▶ [Суть задания]: Отредактируйте текст об Астрид Линдгрен: перепишите его фрагмент, начиная с «Ему даже прощают» и заканчивая «про Астрид Линдгрен.», и замените в нем «Лондон» на «Париж».

== Выбранный отрывок ==

Шмуэль Азимов: Астрид Линдгрен — опыт еврейского прочтения

Loading

Ему даже прощают пропеллер за спиной и умение им пользоваться — умение летать. Более того: у него появляются его любимые пятиэровые монеты в кронах и в долларах, очень скоро их у него будет гораздо больше, чем у папы Малыша с его скромными командировками в Лондон. Казалось бы — ну что еще нужно-то?

Астрид Линдгрен — опыт еврейского прочтения

Шмуэль Азимов

Астрид Линдгрен

Хочется настрочить чего-нибудь такого хорошего про Астрид Линдгрен.

===
== Выдержка из данных ==

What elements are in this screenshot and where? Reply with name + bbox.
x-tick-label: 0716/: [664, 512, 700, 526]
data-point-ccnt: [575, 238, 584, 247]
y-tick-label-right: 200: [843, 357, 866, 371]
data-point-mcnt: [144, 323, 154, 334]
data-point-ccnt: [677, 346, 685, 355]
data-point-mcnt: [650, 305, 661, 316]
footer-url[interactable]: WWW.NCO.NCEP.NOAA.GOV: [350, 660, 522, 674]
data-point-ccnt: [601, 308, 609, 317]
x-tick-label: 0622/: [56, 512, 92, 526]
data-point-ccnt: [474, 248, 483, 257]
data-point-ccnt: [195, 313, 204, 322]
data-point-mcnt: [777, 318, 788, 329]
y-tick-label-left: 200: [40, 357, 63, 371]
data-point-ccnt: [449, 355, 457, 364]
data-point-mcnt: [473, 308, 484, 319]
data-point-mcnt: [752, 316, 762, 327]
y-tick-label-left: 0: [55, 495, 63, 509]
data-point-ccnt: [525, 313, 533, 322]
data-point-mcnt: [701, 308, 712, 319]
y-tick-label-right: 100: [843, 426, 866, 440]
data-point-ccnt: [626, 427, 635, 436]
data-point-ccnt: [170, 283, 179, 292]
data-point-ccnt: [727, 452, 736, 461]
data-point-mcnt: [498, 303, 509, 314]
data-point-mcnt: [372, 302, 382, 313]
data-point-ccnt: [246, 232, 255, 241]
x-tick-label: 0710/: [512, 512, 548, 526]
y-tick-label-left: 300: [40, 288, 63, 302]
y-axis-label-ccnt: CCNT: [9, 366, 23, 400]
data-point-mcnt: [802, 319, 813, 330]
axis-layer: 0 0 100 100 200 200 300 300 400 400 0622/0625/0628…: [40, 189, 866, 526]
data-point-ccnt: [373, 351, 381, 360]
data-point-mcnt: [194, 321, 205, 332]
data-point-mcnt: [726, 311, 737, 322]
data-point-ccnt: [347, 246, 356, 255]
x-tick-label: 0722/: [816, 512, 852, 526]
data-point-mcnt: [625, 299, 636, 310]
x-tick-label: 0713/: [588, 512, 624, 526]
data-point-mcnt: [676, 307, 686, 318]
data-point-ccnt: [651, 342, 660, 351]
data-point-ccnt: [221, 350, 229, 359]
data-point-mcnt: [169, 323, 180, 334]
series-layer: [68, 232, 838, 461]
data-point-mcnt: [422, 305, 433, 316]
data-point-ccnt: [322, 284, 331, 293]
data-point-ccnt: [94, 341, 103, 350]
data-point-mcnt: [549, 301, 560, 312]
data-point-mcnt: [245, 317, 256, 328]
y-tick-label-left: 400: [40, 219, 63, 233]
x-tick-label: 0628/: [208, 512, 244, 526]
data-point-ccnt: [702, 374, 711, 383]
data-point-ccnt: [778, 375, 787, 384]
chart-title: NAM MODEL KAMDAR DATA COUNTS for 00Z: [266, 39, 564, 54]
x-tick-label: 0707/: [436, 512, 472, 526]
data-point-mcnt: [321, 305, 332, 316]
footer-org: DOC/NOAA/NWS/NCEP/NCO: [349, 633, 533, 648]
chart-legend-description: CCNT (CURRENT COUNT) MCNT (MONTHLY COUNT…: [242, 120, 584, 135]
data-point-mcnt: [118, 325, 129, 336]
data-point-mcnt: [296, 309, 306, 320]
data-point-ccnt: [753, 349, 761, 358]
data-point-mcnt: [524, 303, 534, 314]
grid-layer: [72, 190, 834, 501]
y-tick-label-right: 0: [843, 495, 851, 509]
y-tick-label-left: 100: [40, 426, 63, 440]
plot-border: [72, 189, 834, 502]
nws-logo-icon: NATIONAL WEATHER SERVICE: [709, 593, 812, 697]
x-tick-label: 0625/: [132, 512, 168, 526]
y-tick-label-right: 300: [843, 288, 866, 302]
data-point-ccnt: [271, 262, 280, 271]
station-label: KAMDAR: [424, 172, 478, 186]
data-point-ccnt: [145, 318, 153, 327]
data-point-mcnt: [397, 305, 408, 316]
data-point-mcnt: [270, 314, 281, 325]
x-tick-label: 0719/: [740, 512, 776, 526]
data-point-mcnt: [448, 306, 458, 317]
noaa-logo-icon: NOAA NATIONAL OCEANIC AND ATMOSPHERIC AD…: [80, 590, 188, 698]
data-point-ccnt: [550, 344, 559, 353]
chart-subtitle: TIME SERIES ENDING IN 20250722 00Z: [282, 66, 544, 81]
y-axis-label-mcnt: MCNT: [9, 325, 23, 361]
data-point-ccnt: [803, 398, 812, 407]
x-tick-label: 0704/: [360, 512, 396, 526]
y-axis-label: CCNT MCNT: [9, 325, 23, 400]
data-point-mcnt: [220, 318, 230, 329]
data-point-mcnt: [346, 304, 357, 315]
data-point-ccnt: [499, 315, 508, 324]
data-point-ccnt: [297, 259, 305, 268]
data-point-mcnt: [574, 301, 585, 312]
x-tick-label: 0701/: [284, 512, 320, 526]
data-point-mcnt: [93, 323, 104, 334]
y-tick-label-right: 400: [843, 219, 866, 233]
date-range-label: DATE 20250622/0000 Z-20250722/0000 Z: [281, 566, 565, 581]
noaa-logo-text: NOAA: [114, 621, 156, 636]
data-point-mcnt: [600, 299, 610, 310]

===

▶ [Решение задания]:
Ему даже прощают пропеллер за спиной и умение им пользоваться — умение летать. Более того: у него появляются его любимые пятиэровые монеты в кронах и в долларах, очень скоро их у него будет гораздо больше, чем у папы Малыша с его скромными командировками в Париж. Казалось бы — ну что еще нужно-то?

Астрид Линдгрен — опыт еврейского прочтения

Шмуэль Азимов

Астрид Линдгрен

Хочется настрочить чего-нибудь такого хорошего про Астрид Линдгрен.